#### DIRECTIVE
Retype the material word for word.

(Stored dataset items)

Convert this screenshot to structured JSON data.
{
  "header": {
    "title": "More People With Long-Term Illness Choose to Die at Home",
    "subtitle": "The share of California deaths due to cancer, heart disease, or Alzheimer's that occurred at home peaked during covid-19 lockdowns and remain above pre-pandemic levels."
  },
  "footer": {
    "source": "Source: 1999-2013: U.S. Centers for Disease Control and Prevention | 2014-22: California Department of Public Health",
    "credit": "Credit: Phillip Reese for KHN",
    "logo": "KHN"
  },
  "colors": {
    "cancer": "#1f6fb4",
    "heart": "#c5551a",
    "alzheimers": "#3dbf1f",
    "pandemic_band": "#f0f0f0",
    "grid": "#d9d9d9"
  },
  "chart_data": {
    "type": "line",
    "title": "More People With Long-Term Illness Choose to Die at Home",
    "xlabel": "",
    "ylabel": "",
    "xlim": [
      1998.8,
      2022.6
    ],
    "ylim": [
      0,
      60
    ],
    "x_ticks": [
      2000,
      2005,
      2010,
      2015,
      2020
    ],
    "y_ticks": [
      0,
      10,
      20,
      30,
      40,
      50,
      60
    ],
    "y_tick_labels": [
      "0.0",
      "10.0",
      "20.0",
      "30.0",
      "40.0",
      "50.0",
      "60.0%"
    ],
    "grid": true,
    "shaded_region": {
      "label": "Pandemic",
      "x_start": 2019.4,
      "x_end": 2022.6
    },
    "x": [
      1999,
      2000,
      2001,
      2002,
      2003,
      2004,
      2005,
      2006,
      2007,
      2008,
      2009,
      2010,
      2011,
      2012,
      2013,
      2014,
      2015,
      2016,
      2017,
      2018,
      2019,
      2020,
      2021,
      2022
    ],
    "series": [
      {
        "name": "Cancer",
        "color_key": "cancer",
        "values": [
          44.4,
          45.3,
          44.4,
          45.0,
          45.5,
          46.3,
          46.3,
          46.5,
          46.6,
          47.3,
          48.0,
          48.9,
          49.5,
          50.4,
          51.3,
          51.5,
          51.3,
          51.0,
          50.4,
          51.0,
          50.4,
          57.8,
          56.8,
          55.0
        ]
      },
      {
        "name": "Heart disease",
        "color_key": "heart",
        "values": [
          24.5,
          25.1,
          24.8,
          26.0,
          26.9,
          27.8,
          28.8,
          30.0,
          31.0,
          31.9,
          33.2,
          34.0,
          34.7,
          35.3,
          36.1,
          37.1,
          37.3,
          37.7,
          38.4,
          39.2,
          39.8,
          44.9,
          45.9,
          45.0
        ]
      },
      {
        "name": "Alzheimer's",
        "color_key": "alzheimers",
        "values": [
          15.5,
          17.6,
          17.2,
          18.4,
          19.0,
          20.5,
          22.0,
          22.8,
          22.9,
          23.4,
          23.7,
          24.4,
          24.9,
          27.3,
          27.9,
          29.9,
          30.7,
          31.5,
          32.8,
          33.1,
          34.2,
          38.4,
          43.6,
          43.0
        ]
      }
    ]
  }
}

#### RESULT
Convert this screenshot to structured JSON data.
{
  "header": {
    "title": "More People With Long-Term Illness Choose to Die at Home",
    "subtitle": "The share of California deaths due to cancer, heart disease, or Alzheimer's that occurred at home peaked during covid-19 lockdowns and remain above pre-pandemic levels."
  },
  "footer": {
    "source": "Source: 1999-2013: U.S. Centers for Disease Control and Prevention | 2014-22: California Department of Public Health",
    "credit": "Credit: Phillip Reese for KHN",
    "logo": "KHN"
  },
  "colors": {
    "cancer": "#1f6fb4",
    "heart": "#c5551a",
    "alzheimers": "#3dbf1f",
    "pandemic_band": "#f0f0f0",
    "grid": "#d9d9d9"
  },
  "chart_data": {
    "type": "line",
    "title": "More People With Long-Term Illness Choose to Die at Home",
    "xlabel": "",
    "ylabel": "",
    "xlim": [
      1998.8,
      2022.6
    ],
    "ylim": [
      0,
      60
    ],
    "x_ticks": [
      2000,
      2005,
      2010,
      2015,
      2020
    ],
    "y_ticks": [
      0,
      10,
      20,
      30,
      40,
      50,
      60
    ],
    "y_tick_labels": [
      "0.0",
      "10.0",
      "20.0",
      "30.0",
      "40.0",
      "50.0",
      "60.0%"
    ],
    "grid": true,
    "shaded_region": {
      "label": "Pandemic",
      "x_start": 2019.4,
      "x_end": 2022.6
    },
    "x": [
      1999,
      2000,
      2001,
      2002,
      2003,
      2004,
      2005,
      2006,
      2007,
      2008,
      2009,
      2010,
      2011,
      2012,
      2013,
      2014,
      2015,
      2016,
      2017,
      2018,
      2019,
      2020,
      2021,
      2022
    ],
    "series": [
      {
        "name": "Cancer",
        "color_key": "cancer",
        "values": [
          44.4,
          45.3,
          44.4,
          45.0,
          45.5,
          46.3,
          46.3,
          46.5,
          46.6,
          47.3,
          48.0,
          48.9,
          49.5,
          50.4,
          51.3,
          51.5,
          51.3,
          51.0,
          50.4,
          51.0,
          50.4,
          57.8,
          56.8,
          55.0
        ]
      },
      {
        "name": "Heart disease",
        "color_key": "heart",
        "values": [
          24.5,
          25.1,
          24.8,
          26.0,
          26.9,
          27.8,
          28.8,
          30.0,
          31.0,
          31.9,
          33.2,
          34.0,
          34.7,
          35.3,
          36.1,
          37.1,
          37.3,
          37.7,
          38.4,
          39.2,
          39.8,
          44.9,
          45.9,
          45.0
        ]
      },
      {
        "name": "Alzheimer's",
        "color_key": "alzheimers",
        "values": [
          15.5,
          17.6,
          17.2,
          18.4,
          19.0,
          20.5,
          22.0,
          22.8,
          22.9,
          23.4,
          23.7,
          24.4,
          24.9,
          27.3,
          27.9,
          29.9,
          30.7,
          31.5,
          32.8,
          33.1,
          34.2,
          38.4,
          43.6,
          43.0
        ]
      }
    ]
  }
}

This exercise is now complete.